____ Records for processing

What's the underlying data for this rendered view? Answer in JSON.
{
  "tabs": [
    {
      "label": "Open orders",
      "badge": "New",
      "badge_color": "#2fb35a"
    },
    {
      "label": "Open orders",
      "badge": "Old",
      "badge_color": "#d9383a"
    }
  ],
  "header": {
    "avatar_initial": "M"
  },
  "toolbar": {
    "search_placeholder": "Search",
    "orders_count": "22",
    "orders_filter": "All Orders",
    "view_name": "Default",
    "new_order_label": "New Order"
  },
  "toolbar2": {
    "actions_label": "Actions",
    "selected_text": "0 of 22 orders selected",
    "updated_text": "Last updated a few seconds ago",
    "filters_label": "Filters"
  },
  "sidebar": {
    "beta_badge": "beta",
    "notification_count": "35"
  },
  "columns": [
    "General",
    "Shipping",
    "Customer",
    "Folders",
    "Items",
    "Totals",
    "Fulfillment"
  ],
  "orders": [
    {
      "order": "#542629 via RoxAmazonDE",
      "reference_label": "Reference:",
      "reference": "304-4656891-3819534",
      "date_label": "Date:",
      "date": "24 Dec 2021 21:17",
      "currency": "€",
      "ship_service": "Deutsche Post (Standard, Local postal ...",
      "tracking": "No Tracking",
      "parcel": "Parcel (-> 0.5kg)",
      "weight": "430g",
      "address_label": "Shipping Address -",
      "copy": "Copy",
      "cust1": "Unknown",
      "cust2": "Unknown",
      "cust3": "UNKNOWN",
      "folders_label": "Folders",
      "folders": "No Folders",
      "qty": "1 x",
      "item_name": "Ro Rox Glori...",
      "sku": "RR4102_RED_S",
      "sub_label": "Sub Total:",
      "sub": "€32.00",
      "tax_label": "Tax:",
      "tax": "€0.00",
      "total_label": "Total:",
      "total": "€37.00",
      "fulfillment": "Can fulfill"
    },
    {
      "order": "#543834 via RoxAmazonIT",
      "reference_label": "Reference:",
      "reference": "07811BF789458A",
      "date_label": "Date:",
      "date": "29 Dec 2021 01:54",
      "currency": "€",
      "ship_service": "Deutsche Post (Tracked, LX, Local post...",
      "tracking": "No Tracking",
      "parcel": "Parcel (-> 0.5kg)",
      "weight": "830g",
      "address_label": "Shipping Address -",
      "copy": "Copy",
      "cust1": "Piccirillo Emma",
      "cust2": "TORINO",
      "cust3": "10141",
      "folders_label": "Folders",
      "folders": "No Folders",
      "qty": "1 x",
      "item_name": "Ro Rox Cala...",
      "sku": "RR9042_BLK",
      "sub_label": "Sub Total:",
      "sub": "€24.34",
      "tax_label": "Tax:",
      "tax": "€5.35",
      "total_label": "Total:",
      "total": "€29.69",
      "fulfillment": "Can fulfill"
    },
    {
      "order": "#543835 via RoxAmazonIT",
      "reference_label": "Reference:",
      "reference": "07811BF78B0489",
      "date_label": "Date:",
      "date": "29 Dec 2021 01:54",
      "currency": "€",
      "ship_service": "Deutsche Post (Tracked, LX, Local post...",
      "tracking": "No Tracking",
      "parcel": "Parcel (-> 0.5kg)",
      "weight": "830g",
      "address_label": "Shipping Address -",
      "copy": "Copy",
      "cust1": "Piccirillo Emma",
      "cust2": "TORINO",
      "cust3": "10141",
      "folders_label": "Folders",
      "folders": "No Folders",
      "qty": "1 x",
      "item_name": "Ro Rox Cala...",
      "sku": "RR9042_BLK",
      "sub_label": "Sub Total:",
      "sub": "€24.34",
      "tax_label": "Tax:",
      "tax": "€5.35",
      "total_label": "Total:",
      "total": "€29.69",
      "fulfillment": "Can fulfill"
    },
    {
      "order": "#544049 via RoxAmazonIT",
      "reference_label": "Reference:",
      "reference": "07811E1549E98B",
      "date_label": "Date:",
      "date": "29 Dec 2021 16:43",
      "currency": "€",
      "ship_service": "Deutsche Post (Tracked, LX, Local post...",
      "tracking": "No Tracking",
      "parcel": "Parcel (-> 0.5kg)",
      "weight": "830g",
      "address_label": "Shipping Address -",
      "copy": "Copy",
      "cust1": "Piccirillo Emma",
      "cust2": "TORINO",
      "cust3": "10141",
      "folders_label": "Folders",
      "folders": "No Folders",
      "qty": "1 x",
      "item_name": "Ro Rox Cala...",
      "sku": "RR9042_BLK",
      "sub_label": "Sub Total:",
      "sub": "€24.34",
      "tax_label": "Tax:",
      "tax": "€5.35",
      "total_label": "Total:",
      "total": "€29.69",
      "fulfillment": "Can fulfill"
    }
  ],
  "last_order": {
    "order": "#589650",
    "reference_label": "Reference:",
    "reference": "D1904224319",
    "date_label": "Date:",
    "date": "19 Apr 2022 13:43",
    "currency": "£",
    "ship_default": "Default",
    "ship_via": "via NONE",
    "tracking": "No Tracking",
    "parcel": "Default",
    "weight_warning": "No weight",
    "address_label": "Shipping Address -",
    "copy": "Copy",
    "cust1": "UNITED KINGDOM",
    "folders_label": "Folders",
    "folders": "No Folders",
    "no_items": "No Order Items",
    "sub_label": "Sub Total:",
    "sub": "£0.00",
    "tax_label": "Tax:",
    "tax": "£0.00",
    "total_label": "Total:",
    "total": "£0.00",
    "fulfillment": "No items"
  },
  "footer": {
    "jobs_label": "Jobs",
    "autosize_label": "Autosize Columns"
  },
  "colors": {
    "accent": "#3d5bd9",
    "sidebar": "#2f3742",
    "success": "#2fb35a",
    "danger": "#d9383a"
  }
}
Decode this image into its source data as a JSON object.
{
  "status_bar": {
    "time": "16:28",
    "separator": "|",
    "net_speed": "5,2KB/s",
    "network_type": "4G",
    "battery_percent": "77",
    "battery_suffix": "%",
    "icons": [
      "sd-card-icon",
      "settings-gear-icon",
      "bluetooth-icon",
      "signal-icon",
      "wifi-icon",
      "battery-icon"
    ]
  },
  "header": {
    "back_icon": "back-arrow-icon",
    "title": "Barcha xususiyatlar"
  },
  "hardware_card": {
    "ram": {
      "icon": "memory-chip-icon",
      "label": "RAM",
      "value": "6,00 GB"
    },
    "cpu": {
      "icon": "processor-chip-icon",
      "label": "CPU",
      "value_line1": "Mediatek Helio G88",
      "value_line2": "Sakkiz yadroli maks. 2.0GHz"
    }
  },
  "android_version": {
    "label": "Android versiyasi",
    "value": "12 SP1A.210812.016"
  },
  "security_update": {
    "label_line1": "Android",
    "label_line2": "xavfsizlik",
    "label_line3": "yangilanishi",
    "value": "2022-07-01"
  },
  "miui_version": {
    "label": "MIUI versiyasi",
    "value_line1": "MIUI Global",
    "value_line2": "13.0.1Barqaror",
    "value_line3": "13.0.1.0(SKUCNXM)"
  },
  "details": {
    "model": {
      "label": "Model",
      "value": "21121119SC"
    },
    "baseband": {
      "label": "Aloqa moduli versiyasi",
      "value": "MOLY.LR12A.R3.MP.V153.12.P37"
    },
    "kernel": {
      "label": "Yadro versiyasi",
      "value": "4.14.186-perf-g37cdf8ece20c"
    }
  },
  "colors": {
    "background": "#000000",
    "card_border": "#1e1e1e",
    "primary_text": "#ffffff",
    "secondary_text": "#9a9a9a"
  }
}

________

→ **What needs to be done**:
Retype all of the entries precisely as they are.

→ **Correct answer**:
What's the underlying data for this rendered view? Answer in JSON.
{
  "tabs": [
    {
      "label": "Open orders",
      "badge": "New",
      "badge_color": "#2fb35a"
    },
    {
      "label": "Open orders",
      "badge": "Old",
      "badge_color": "#d9383a"
    }
  ],
  "header": {
    "avatar_initial": "M"
  },
  "toolbar": {
    "search_placeholder": "Search",
    "orders_count": "22",
    "orders_filter": "All Orders",
    "view_name": "Default",
    "new_order_label": "New Order"
  },
  "toolbar2": {
    "actions_label": "Actions",
    "selected_text": "0 of 22 orders selected",
    "updated_text": "Last updated a few seconds ago",
    "filters_label": "Filters"
  },
  "sidebar": {
    "beta_badge": "beta",
    "notification_count": "35"
  },
  "columns": [
    "General",
    "Shipping",
    "Customer",
    "Folders",
    "Items",
    "Totals",
    "Fulfillment"
  ],
  "orders": [
    {
      "order": "#542629 via RoxAmazonDE",
      "reference_label": "Reference:",
      "reference": "304-4656891-3819534",
      "date_label": "Date:",
      "date": "24 Dec 2021 21:17",
      "currency": "€",
      "ship_service": "Deutsche Post (Standard, Local postal ...",
      "tracking": "No Tracking",
      "parcel": "Parcel (-> 0.5kg)",
      "weight": "430g",
      "address_label": "Shipping Address -",
      "copy": "Copy",
      "cust1": "Unknown",
      "cust2": "Unknown",
      "cust3": "UNKNOWN",
      "folders_label": "Folders",
      "folders": "No Folders",
      "qty": "1 x",
      "item_name": "Ro Rox Glori...",
      "sku": "RR4102_RED_S",
      "sub_label": "Sub Total:",
      "sub": "€32.00",
      "tax_label": "Tax:",
      "tax": "€0.00",
      "total_label": "Total:",
      "total": "€37.00",
      "fulfillment": "Can fulfill"
    },
    {
      "order": "#543834 via RoxAmazonIT",
      "reference_label": "Reference:",
      "reference": "07811BF789458A",
      "date_label": "Date:",
      "date": "29 Dec 2021 01:54",
      "currency": "€",
      "ship_service": "Deutsche Post (Tracked, LX, Local post...",
      "tracking": "No Tracking",
      "parcel": "Parcel (-> 0.5kg)",
      "weight": "830g",
      "address_label": "Shipping Address -",
      "copy": "Copy",
      "cust1": "Piccirillo Emma",
      "cust2": "TORINO",
      "cust3": "10141",
      "folders_label": "Folders",
      "folders": "No Folders",
      "qty": "1 x",
      "item_name": "Ro Rox Cala...",
      "sku": "RR9042_BLK",
      "sub_label": "Sub Total:",
      "sub": "€24.34",
      "tax_label": "Tax:",
      "tax": "€5.35",
      "total_label": "Total:",
      "total": "€29.69",
      "fulfillment": "Can fulfill"
    },
    {
      "order": "#543835 via RoxAmazonIT",
      "reference_label": "Reference:",
      "reference": "07811BF78B0489",
      "date_label": "Date:",
      "date": "29 Dec 2021 01:54",
      "currency": "€",
      "ship_service": "Deutsche Post (Tracked, LX, Local post...",
      "tracking": "No Tracking",
      "parcel": "Parcel (-> 0.5kg)",
      "weight": "830g",
      "address_label": "Shipping Address -",
      "copy": "Copy",
      "cust1": "Piccirillo Emma",
      "cust2": "TORINO",
      "cust3": "10141",
      "folders_label": "Folders",
      "folders": "No Folders",
      "qty": "1 x",
      "item_name": "Ro Rox Cala...",
      "sku": "RR9042_BLK",
      "sub_label": "Sub Total:",
      "sub": "€24.34",
      "tax_label": "Tax:",
      "tax": "€5.35",
      "total_label": "Total:",
      "total": "€29.69",
      "fulfillment": "Can fulfill"
    },
    {
      "order": "#544049 via RoxAmazonIT",
      "reference_label": "Reference:",
      "reference": "07811E1549E98B",
      "date_label": "Date:",
      "date": "29 Dec 2021 16:43",
      "currency": "€",
      "ship_service": "Deutsche Post (Tracked, LX, Local post...",
      "tracking": "No Tracking",
      "parcel": "Parcel (-> 0.5kg)",
      "weight": "830g",
      "address_label": "Shipping Address -",
      "copy": "Copy",
      "cust1": "Piccirillo Emma",
      "cust2": "TORINO",
      "cust3": "10141",
      "folders_label": "Folders",
      "folders": "No Folders",
      "qty": "1 x",
      "item_name": "Ro Rox Cala...",
      "sku": "RR9042_BLK",
      "sub_label": "Sub Total:",
      "sub": "€24.34",
      "tax_label": "Tax:",
      "tax": "€5.35",
      "total_label": "Total:",
      "total": "€29.69",
      "fulfillment": "Can fulfill"
    }
  ],
  "last_order": {
    "order": "#589650",
    "reference_label": "Reference:",
    "reference": "D1904224319",
    "date_label": "Date:",
    "date": "19 Apr 2022 13:43",
    "currency": "£",
    "ship_default": "Default",
    "ship_via": "via NONE",
    "tracking": "No Tracking",
    "parcel": "Default",
    "weight_warning": "No weight",
    "address_label": "Shipping Address -",
    "copy": "Copy",
    "cust1": "UNITED KINGDOM",
    "folders_label": "Folders",
    "folders": "No Folders",
    "no_items": "No Order Items",
    "sub_label": "Sub Total:",
    "sub": "£0.00",
    "tax_label": "Tax:",
    "tax": "£0.00",
    "total_label": "Total:",
    "total": "£0.00",
    "fulfillment": "No items"
  },
  "footer": {
    "jobs_label": "Jobs",
    "autosize_label": "Autosize Columns"
  },
  "colors": {
    "accent": "#3d5bd9",
    "sidebar": "#2f3742",
    "success": "#2fb35a",
    "danger": "#d9383a"
  }
}
Decode this image into its source data as a JSON object.
{
  "status_bar": {
    "time": "16:28",
    "separator": "|",
    "net_speed": "5,2KB/s",
    "network_type": "4G",
    "battery_percent": "77",
    "battery_suffix": "%",
    "icons": [
      "sd-card-icon",
      "settings-gear-icon",
      "bluetooth-icon",
      "signal-icon",
      "wifi-icon",
      "battery-icon"
    ]
  },
  "header": {
    "back_icon": "back-arrow-icon",
    "title": "Barcha xususiyatlar"
  },
  "hardware_card": {
    "ram": {
      "icon": "memory-chip-icon",
      "label": "RAM",
      "value": "6,00 GB"
    },
    "cpu": {
      "icon": "processor-chip-icon",
      "label": "CPU",
      "value_line1": "Mediatek Helio G88",
      "value_line2": "Sakkiz yadroli maks. 2.0GHz"
    }
  },
  "android_version": {
    "label": "Android versiyasi",
    "value": "12 SP1A.210812.016"
  },
  "security_update": {
    "label_line1": "Android",
    "label_line2": "xavfsizlik",
    "label_line3": "yangilanishi",
    "value": "2022-07-01"
  },
  "miui_version": {
    "label": "MIUI versiyasi",
    "value_line1": "MIUI Global",
    "value_line2": "13.0.1Barqaror",
    "value_line3": "13.0.1.0(SKUCNXM)"
  },
  "details": {
    "model": {
      "label": "Model",
      "value": "21121119SC"
    },
    "baseband": {
      "label": "Aloqa moduli versiyasi",
      "value": "MOLY.LR12A.R3.MP.V153.12.P37"
    },
    "kernel": {
      "label": "Yadro versiyasi",
      "value": "4.14.186-perf-g37cdf8ece20c"
    }
  },
  "colors": {
    "background": "#000000",
    "card_border": "#1e1e1e",
    "primary_text": "#ffffff",
    "secondary_text": "#9a9a9a"
  }
}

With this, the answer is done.